##### EXTRACTED DATA

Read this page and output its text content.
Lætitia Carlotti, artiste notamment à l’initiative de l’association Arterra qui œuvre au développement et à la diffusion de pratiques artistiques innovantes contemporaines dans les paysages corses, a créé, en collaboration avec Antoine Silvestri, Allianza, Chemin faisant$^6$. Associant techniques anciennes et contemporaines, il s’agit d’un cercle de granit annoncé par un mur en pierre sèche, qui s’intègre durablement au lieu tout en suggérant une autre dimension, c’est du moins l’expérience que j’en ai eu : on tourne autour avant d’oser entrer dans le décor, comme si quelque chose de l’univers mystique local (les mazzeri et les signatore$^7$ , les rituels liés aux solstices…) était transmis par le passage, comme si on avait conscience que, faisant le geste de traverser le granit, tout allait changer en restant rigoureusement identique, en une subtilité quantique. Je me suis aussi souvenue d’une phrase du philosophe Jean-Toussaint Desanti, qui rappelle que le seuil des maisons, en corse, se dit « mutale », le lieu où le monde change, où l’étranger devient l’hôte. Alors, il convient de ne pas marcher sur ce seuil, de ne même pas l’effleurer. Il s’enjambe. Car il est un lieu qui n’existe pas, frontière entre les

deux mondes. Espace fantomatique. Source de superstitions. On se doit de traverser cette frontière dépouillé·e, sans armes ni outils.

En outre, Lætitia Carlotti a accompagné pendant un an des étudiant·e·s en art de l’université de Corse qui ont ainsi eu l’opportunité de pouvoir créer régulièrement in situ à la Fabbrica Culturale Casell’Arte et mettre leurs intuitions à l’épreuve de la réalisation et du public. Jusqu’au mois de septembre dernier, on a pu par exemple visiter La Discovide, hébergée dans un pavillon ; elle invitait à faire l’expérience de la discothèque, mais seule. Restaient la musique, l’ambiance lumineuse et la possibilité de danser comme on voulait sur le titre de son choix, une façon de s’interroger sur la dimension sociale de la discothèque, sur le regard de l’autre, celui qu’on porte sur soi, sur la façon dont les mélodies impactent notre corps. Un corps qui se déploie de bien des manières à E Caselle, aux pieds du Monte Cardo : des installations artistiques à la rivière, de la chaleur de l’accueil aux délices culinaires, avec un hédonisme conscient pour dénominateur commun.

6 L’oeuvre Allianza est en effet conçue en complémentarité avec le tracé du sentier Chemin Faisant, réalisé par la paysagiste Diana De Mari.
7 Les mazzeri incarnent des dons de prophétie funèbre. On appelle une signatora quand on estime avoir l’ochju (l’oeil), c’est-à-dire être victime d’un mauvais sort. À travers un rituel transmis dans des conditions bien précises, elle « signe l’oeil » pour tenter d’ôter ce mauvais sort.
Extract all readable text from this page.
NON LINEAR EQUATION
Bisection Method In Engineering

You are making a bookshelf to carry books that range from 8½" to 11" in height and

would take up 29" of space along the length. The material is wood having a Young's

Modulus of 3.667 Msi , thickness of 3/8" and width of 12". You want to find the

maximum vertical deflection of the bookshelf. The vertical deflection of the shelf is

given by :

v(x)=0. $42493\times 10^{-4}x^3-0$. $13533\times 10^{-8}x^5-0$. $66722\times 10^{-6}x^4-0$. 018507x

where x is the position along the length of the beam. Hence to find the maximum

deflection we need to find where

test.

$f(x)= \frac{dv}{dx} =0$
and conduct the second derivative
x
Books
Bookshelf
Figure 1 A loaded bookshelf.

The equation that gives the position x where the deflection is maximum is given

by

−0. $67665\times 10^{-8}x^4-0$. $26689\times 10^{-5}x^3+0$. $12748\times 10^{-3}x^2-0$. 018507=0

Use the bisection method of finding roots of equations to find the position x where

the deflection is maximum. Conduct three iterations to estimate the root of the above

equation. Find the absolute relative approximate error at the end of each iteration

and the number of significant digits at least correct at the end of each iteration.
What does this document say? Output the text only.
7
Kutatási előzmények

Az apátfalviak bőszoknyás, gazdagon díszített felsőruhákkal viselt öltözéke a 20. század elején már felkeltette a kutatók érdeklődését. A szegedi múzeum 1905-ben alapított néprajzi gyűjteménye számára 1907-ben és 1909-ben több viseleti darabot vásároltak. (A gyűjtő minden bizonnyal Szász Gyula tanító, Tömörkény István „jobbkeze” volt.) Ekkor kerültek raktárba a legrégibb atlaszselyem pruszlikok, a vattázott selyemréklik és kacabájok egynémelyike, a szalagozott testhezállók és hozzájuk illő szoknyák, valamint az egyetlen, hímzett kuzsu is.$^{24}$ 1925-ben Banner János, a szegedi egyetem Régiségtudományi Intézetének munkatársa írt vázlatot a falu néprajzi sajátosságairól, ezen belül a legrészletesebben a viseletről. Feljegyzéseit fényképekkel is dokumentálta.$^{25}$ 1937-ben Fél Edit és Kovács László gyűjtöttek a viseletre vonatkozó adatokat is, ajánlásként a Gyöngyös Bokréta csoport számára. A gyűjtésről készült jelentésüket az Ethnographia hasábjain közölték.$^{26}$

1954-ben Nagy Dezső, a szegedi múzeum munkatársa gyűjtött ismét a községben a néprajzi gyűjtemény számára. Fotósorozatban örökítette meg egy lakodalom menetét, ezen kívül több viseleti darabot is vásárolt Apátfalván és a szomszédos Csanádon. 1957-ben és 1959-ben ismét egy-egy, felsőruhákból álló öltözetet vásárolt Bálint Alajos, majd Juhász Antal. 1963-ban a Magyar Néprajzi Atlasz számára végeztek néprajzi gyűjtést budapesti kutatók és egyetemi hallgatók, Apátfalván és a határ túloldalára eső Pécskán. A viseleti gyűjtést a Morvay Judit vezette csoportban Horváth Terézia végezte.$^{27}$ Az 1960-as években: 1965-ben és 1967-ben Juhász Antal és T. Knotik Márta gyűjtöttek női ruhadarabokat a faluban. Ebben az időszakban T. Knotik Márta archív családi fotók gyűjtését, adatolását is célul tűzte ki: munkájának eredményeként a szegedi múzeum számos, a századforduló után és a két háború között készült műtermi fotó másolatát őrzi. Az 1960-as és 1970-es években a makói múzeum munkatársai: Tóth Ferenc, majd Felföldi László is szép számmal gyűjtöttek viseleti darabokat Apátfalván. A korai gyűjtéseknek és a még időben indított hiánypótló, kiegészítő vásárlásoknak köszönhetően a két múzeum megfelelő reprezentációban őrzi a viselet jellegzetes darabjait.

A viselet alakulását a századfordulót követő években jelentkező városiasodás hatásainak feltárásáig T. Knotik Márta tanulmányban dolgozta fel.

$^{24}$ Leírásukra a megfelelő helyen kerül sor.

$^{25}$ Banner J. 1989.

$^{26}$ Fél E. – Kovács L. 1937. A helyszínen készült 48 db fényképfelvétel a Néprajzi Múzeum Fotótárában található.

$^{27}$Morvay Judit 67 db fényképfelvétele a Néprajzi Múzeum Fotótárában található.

##########

WHAT IS REQUIRED: In the records, locate each line holding the string "length" and copy it.

TASK OUTPUT:
would take up 29" of space along the length. The material is wood having a Young's
where x is the position along the length of the beam. Hence to find the maximum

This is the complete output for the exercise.